> **Stored entries**:

>> START

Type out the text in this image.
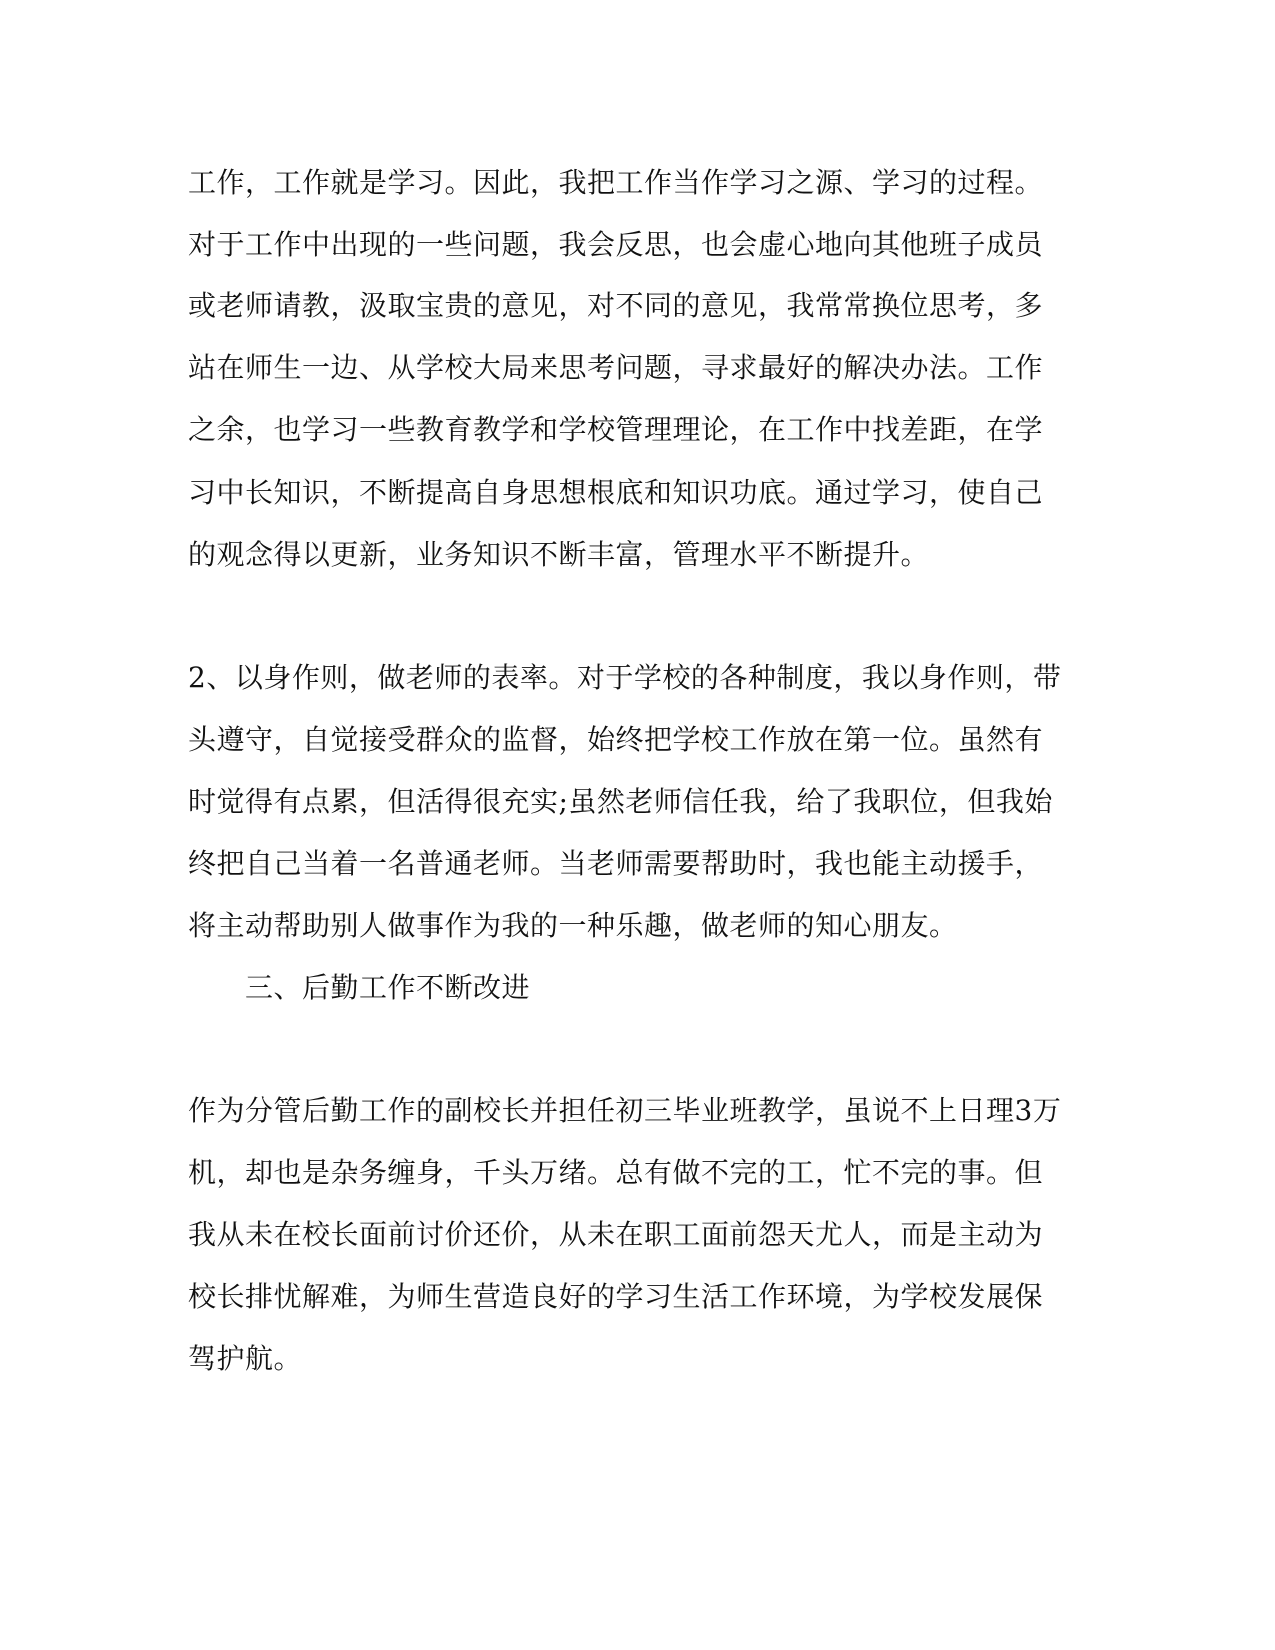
工作，工作就是学习。因此，我把工作当作学习之源、学习的过程。
对于工作中出现的一些问题，我会反思，也会虚心地向其他班子成员
或老师请教，汲取宝贵的意见，对不同的意见，我常常换位思考，多
站在师生一边、从学校大局来思考问题，寻求最好的解决办法。工作
之余，也学习一些教育教学和学校管理理论，在工作中找差距，在学
习中长知识，不断提高自身思想根底和知识功底。通过学习，使自己
的观念得以更新，业务知识不断丰富，管理水平不断提升。
2、以身作则，做老师的表率。对于学校的各种制度，我以身作则，带
头遵守，自觉接受群众的监督，始终把学校工作放在第一位。虽然有
时觉得有点累，但活得很充实;虽然老师信任我，给了我职位，但我始
终把自己当着一名普通老师。当老师需要帮助时，我也能主动援手，
将主动帮助别人做事作为我的一种乐趣，做老师的知心朋友。
三、后勤工作不断改进
作为分管后勤工作的副校长并担任初三毕业班教学，虽说不上日理3万
机，却也是杂务缠身，千头万绪。总有做不完的工，忙不完的事。但
我从未在校长面前讨价还价，从未在职工面前怨天尤人，而是主动为
校长排忧解难，为师生营造良好的学习生活工作环境，为学校发展保
驾护航。
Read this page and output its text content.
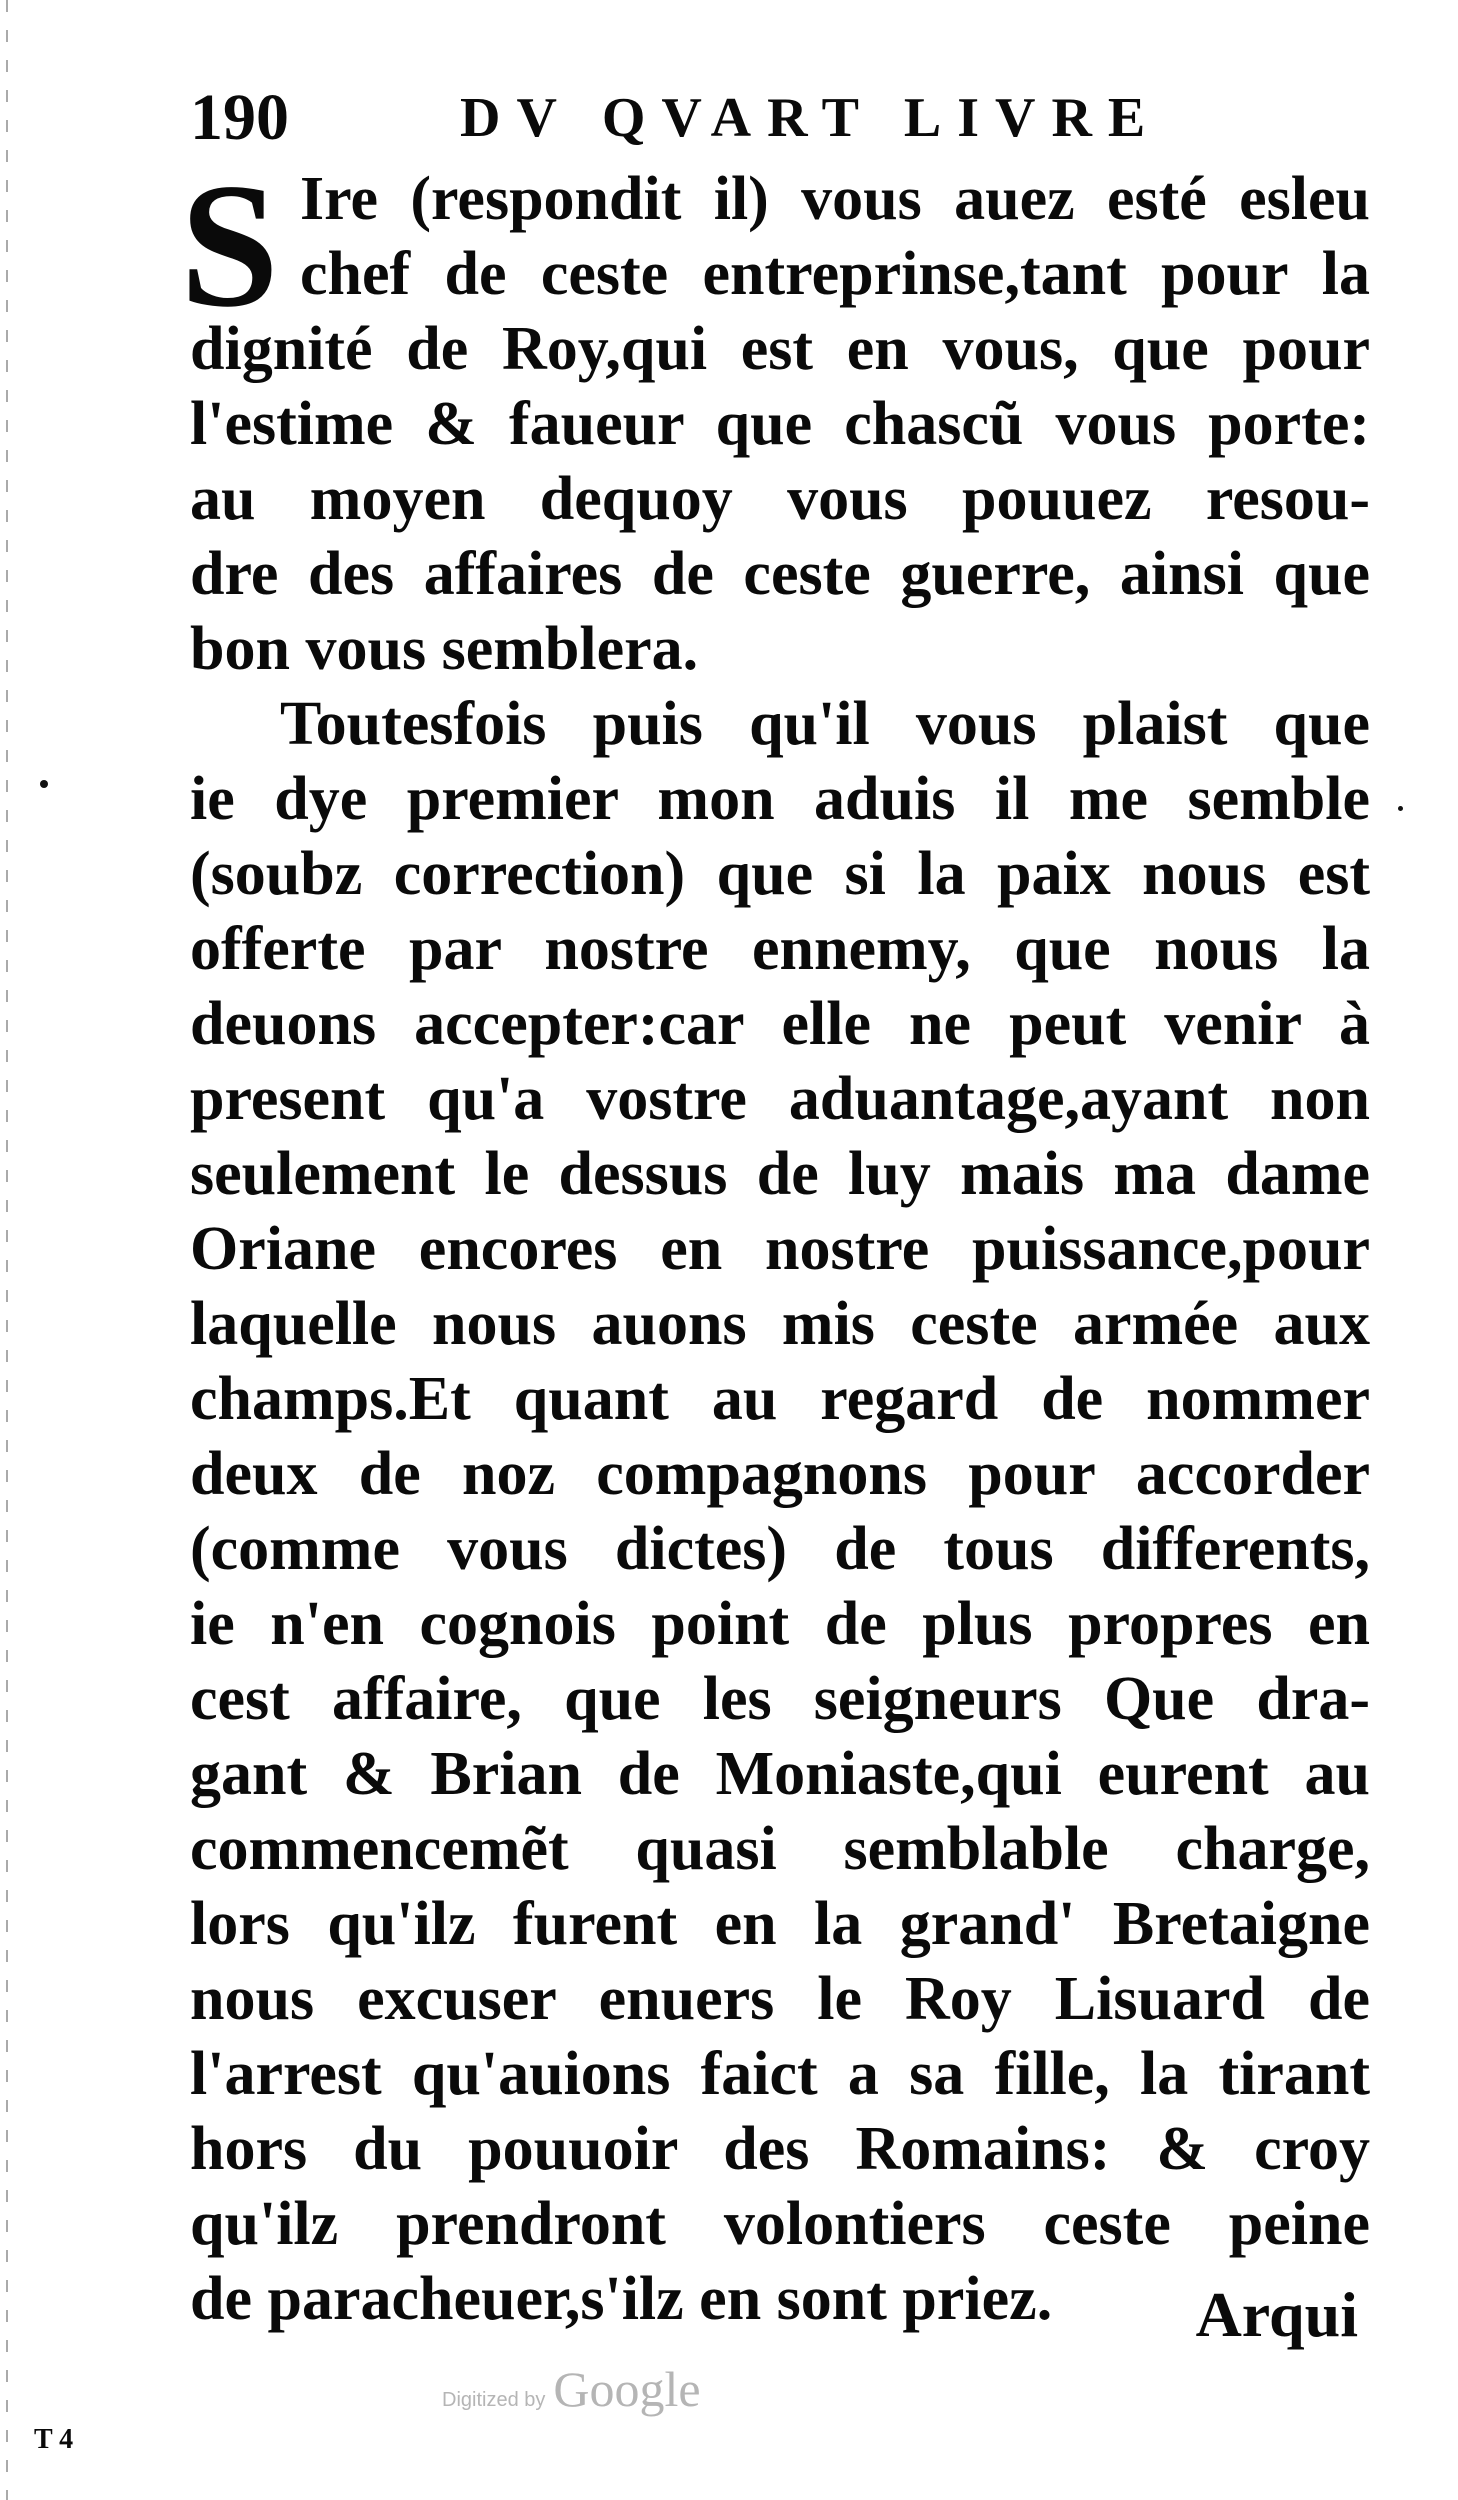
190	DV QVART LIVRE
S Ire (respondit il) vous auez esté esleu
chef de ceste entreprinse,tant pour la
dignité de Roy,qui est en vous, que pour
l'estime & faueur que chascũ vous porte:
au moyen dequoy vous pouuez resou-
dre des affaires de ceste guerre, ainsi que
bon vous semblera.
Toutesfois puis qu'il vous plaist que
ie dye premier mon aduis il me semble
(soubz correction) que si la paix nous est
offerte par nostre ennemy, que nous la
deuons accepter:car elle ne peut venir à
present qu'a vostre aduantage,ayant non
seulement le dessus de luy mais ma dame
Oriane encores en nostre puissance,pour
laquelle nous auons mis ceste armée aux
champs.Et quant au regard de nommer
deux de noz compagnons pour accorder
(comme vous dictes) de tous differents,
ie n'en cognois point de plus propres en
cest affaire, que les seigneurs Que dra-
gant & Brian de Moniaste,qui eurent au
commencemẽt quasi semblable charge,
lors qu'ilz furent en la grand' Bretaigne
nous excuser enuers le Roy Lisuard de
l'arrest qu'auions faict a sa fille, la tirant
hors du pouuoir des Romains: & croy
qu'ilz prendront volontiers ceste peine
de paracheuer,s'ilz en sont priez.	Arqui
Digitized by Google
T 4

>> END

> **Short exercise**: All of the data above should be transcribed verbatim, with pictures omitted.

> **Output for this task**:
Type out the text in this image.
工作，工作就是学习。因此，我把工作当作学习之源、学习的过程。
对于工作中出现的一些问题，我会反思，也会虚心地向其他班子成员
或老师请教，汲取宝贵的意见，对不同的意见，我常常换位思考，多
站在师生一边、从学校大局来思考问题，寻求最好的解决办法。工作
之余，也学习一些教育教学和学校管理理论，在工作中找差距，在学
习中长知识，不断提高自身思想根底和知识功底。通过学习，使自己
的观念得以更新，业务知识不断丰富，管理水平不断提升。
2、以身作则，做老师的表率。对于学校的各种制度，我以身作则，带
头遵守，自觉接受群众的监督，始终把学校工作放在第一位。虽然有
时觉得有点累，但活得很充实;虽然老师信任我，给了我职位，但我始
终把自己当着一名普通老师。当老师需要帮助时，我也能主动援手，
将主动帮助别人做事作为我的一种乐趣，做老师的知心朋友。
三、后勤工作不断改进
作为分管后勤工作的副校长并担任初三毕业班教学，虽说不上日理3万
机，却也是杂务缠身，千头万绪。总有做不完的工，忙不完的事。但
我从未在校长面前讨价还价，从未在职工面前怨天尤人，而是主动为
校长排忧解难，为师生营造良好的学习生活工作环境，为学校发展保
驾护航。
Read this page and output its text content.
190	DV QVART LIVRE
S Ire (respondit il) vous auez esté esleu
chef de ceste entreprinse,tant pour la
dignité de Roy,qui est en vous, que pour
l'estime & faueur que chascũ vous porte:
au moyen dequoy vous pouuez resou-
dre des affaires de ceste guerre, ainsi que
bon vous semblera.
Toutesfois puis qu'il vous plaist que
ie dye premier mon aduis il me semble
(soubz correction) que si la paix nous est
offerte par nostre ennemy, que nous la
deuons accepter:car elle ne peut venir à
present qu'a vostre aduantage,ayant non
seulement le dessus de luy mais ma dame
Oriane encores en nostre puissance,pour
laquelle nous auons mis ceste armée aux
champs.Et quant au regard de nommer
deux de noz compagnons pour accorder
(comme vous dictes) de tous differents,
ie n'en cognois point de plus propres en
cest affaire, que les seigneurs Que dra-
gant & Brian de Moniaste,qui eurent au
commencemẽt quasi semblable charge,
lors qu'ilz furent en la grand' Bretaigne
nous excuser enuers le Roy Lisuard de
l'arrest qu'auions faict a sa fille, la tirant
hors du pouuoir des Romains: & croy
qu'ilz prendront volontiers ceste peine
de paracheuer,s'ilz en sont priez.	Arqui
Digitized by Google
T 4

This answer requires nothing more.